*** RECORD SET ***

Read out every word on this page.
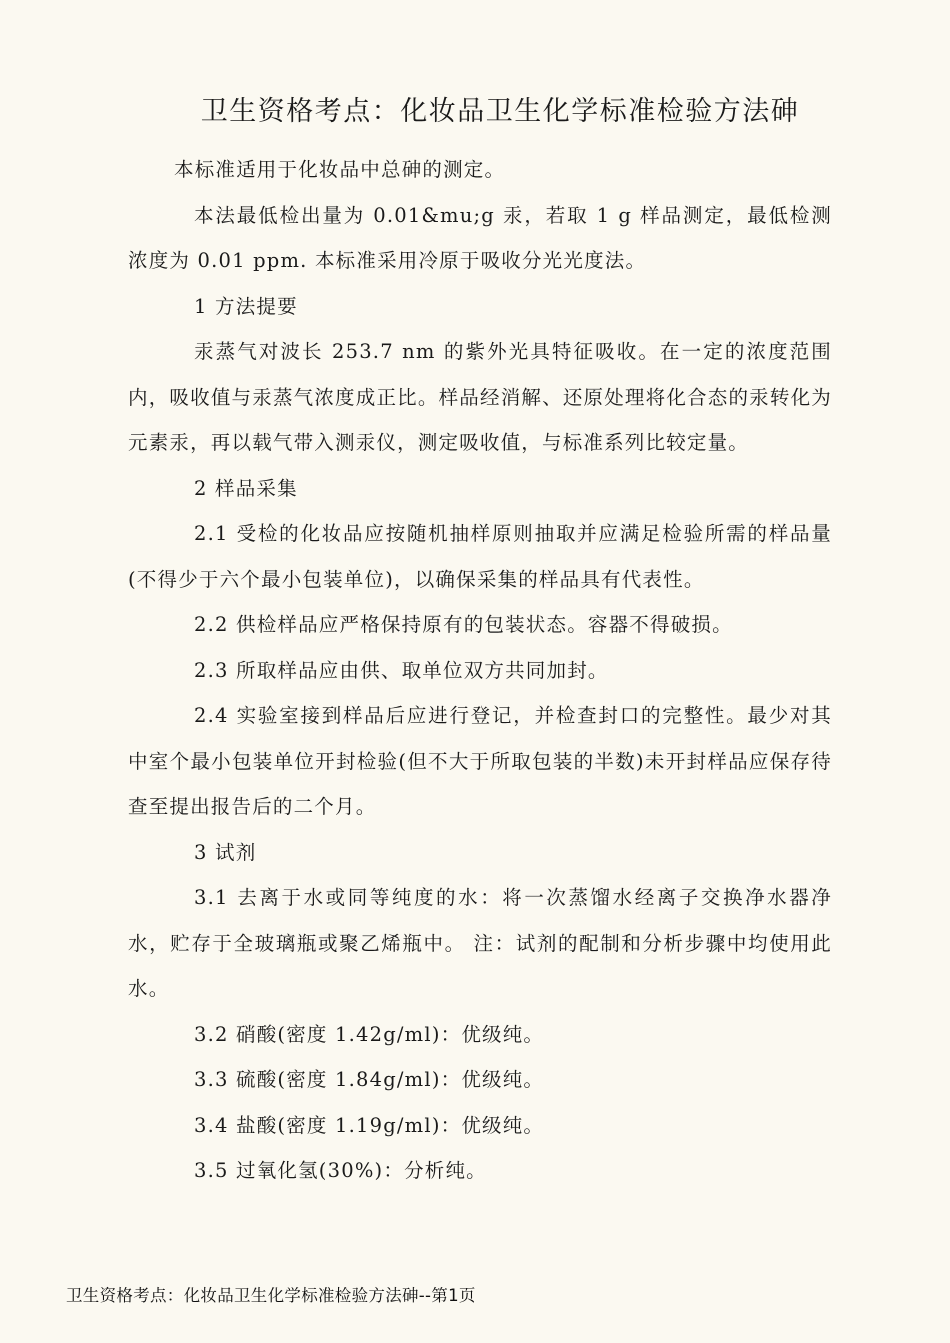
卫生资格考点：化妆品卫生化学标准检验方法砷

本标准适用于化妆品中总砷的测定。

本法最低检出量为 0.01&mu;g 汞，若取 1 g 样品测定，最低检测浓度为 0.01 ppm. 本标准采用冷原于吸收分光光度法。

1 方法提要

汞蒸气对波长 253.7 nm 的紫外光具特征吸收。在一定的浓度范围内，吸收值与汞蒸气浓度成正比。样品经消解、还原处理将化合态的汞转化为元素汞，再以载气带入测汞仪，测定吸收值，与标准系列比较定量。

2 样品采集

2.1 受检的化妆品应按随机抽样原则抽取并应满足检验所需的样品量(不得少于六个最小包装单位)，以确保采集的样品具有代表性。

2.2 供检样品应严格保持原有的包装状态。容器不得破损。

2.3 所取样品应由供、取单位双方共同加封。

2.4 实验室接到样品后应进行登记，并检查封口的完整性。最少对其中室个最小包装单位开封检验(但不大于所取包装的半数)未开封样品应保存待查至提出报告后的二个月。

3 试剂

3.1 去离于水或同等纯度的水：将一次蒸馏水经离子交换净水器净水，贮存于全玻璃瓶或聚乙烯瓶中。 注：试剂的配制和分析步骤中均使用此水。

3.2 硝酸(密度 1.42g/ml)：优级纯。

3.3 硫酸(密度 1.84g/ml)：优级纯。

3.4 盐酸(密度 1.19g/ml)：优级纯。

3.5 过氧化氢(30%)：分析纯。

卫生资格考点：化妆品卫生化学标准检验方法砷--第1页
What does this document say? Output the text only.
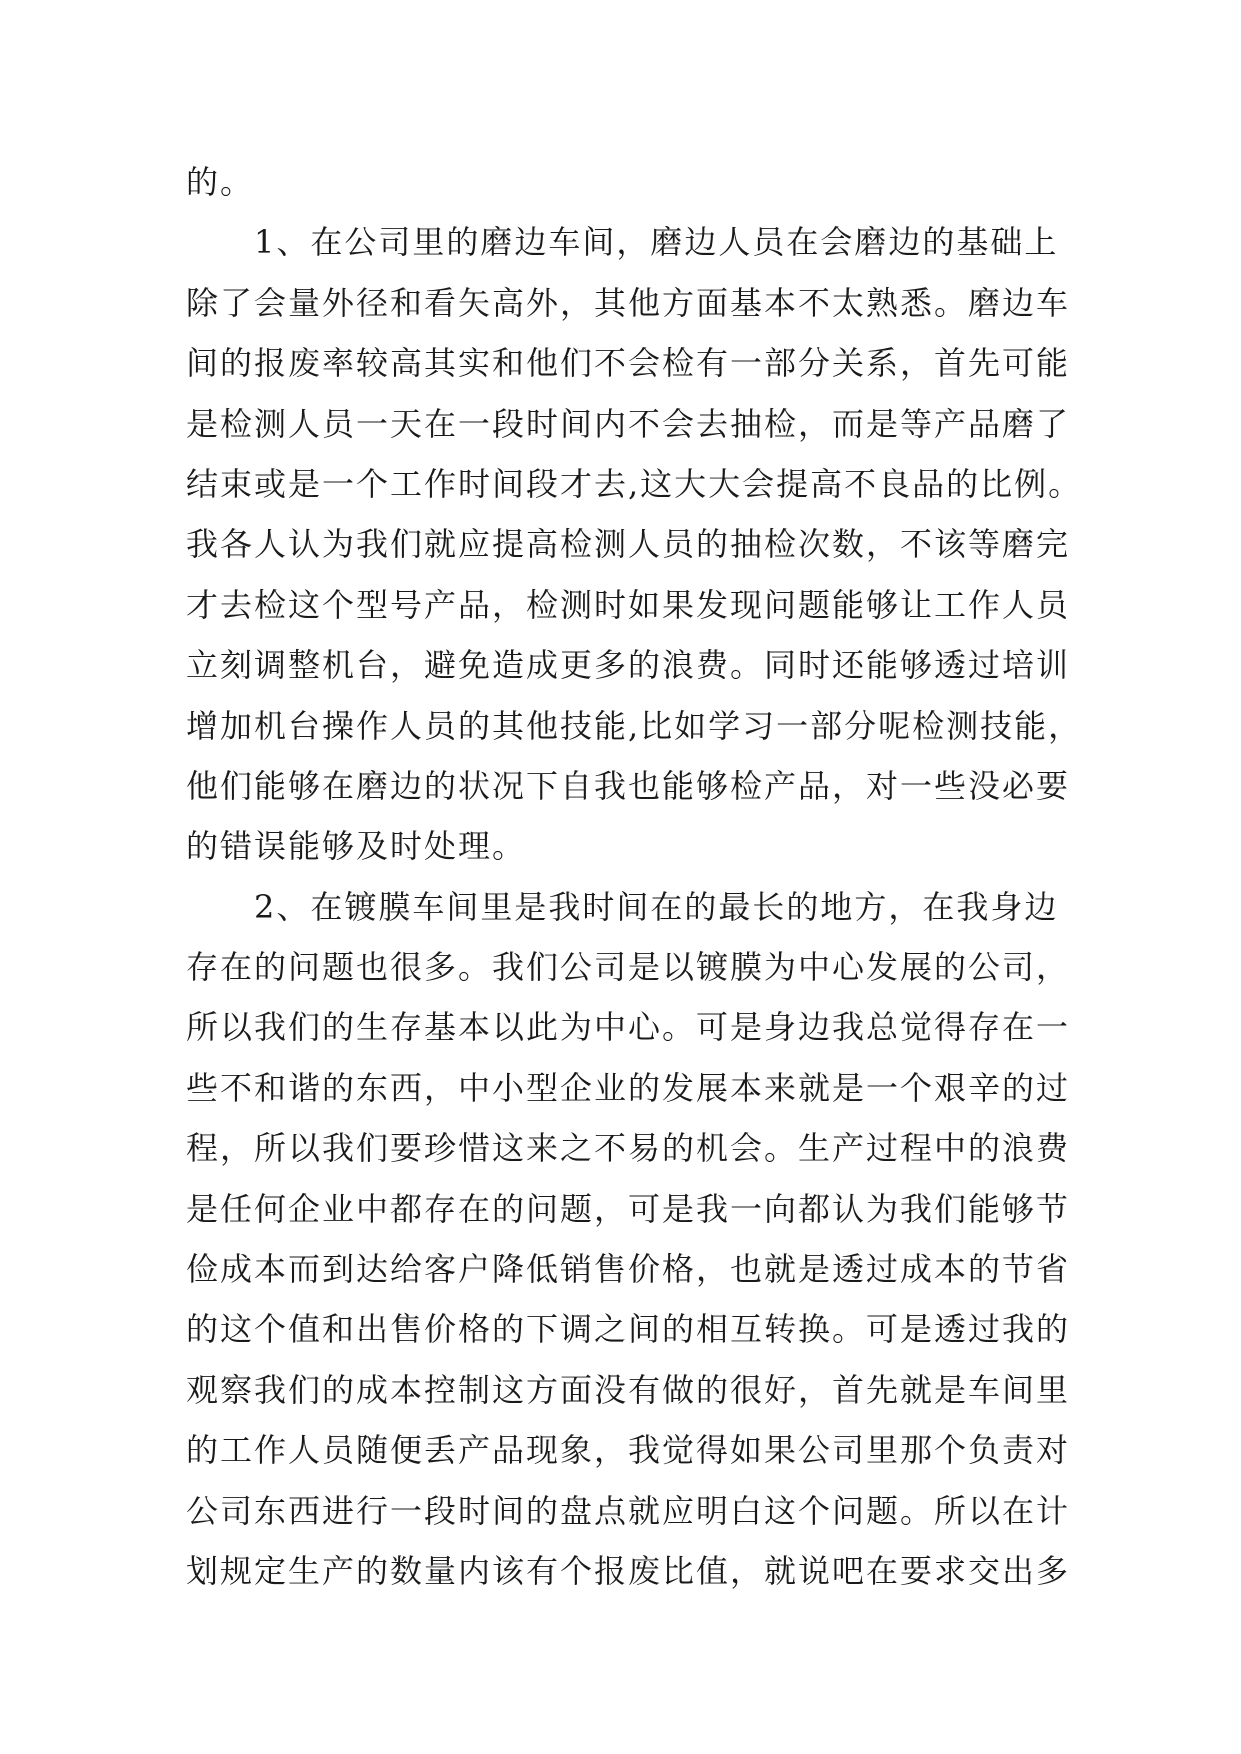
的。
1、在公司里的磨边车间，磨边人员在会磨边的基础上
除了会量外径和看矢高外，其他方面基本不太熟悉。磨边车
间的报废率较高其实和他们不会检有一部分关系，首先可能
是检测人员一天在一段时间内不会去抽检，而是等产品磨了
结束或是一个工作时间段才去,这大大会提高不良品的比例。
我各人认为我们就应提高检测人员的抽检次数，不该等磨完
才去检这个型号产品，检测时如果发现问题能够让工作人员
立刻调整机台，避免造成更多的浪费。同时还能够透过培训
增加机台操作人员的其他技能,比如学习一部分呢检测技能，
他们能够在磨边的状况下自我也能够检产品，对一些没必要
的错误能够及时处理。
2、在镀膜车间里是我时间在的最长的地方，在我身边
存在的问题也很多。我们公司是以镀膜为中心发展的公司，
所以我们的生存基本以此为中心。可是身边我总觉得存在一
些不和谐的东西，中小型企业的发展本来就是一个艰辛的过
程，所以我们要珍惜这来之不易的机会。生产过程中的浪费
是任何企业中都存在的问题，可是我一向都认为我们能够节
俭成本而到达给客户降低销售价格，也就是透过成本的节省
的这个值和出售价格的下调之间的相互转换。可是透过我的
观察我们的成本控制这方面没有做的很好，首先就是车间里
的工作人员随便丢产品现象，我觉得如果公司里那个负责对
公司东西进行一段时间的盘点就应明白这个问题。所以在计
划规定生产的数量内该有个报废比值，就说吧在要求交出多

***
*** RECORD SET ***

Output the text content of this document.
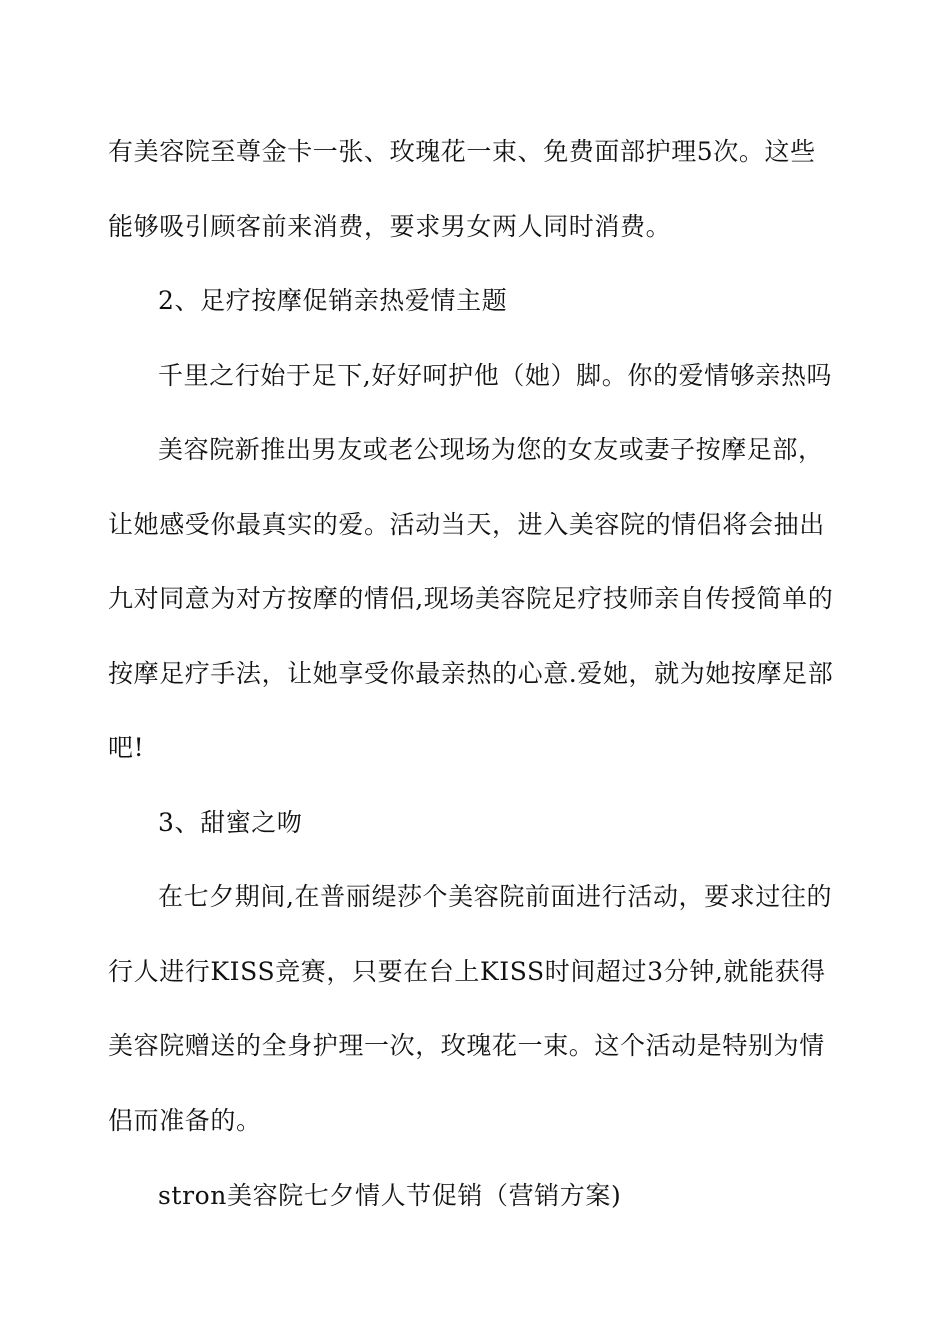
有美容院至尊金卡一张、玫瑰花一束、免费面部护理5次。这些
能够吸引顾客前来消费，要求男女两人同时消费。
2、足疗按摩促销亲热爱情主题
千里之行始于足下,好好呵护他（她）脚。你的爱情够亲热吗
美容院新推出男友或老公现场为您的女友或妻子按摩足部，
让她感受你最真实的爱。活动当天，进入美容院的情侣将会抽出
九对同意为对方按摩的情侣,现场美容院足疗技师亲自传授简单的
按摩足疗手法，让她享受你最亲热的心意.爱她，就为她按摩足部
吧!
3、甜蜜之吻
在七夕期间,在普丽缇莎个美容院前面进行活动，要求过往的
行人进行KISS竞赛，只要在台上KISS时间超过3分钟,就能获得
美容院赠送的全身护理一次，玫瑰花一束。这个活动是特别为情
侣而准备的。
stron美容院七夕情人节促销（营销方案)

***
*** RECORD SET ***

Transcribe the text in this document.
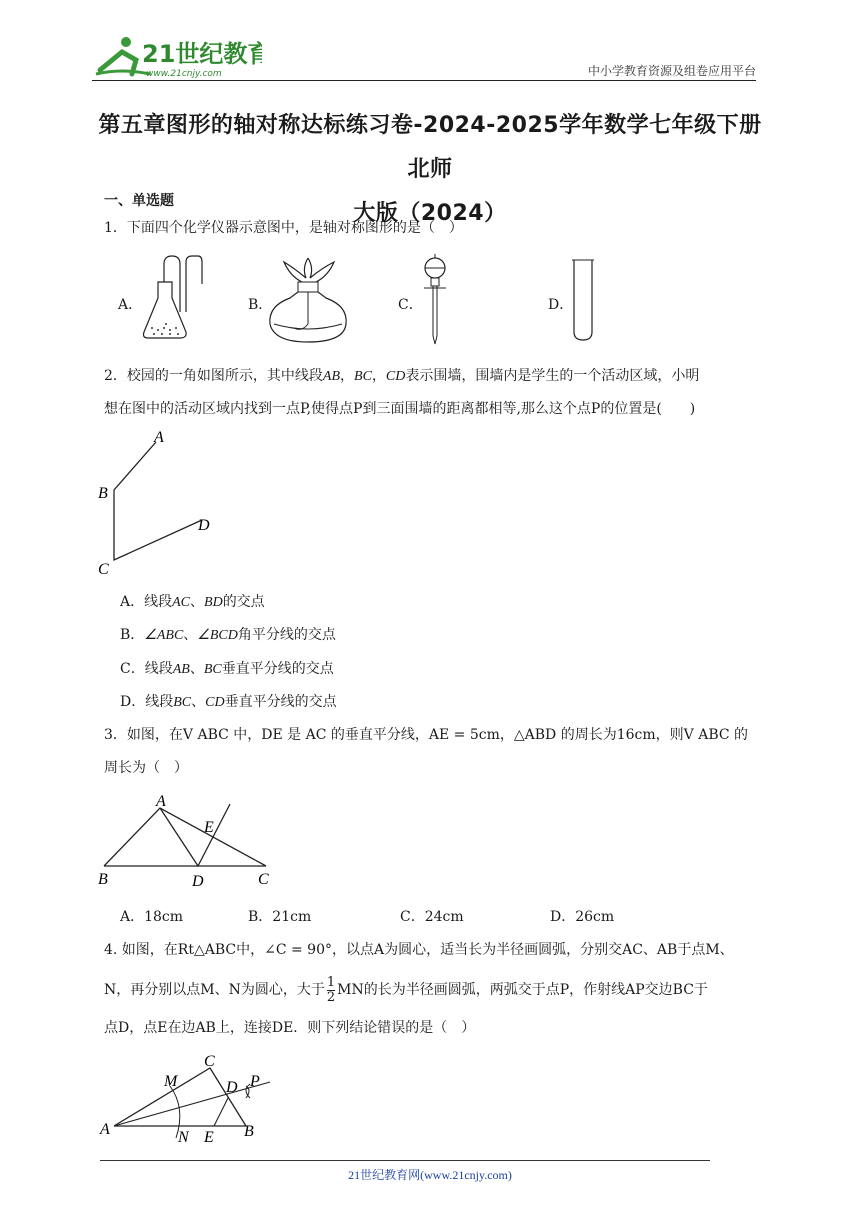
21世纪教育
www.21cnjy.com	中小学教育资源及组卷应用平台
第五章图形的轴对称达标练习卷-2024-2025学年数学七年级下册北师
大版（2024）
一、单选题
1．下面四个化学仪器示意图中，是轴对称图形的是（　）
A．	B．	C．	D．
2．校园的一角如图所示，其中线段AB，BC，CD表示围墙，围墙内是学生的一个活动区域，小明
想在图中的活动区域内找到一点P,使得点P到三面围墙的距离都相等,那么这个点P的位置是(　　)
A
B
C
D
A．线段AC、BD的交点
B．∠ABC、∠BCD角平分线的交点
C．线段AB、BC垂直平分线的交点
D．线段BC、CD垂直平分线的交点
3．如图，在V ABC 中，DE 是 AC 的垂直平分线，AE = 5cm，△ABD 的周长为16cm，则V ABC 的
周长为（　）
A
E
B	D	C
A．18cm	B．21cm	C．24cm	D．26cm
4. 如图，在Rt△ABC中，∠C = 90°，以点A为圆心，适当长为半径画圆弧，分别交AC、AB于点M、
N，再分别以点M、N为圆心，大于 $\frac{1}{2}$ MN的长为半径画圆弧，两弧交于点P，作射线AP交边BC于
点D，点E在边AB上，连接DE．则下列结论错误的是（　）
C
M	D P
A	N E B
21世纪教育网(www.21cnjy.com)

***

* **AIM OF THE TASK**
Look through the entries above and list every line containing "Output".

* **REPLY TO THE TASK**
What does this document say? Output the text only.
Output the text content of this document.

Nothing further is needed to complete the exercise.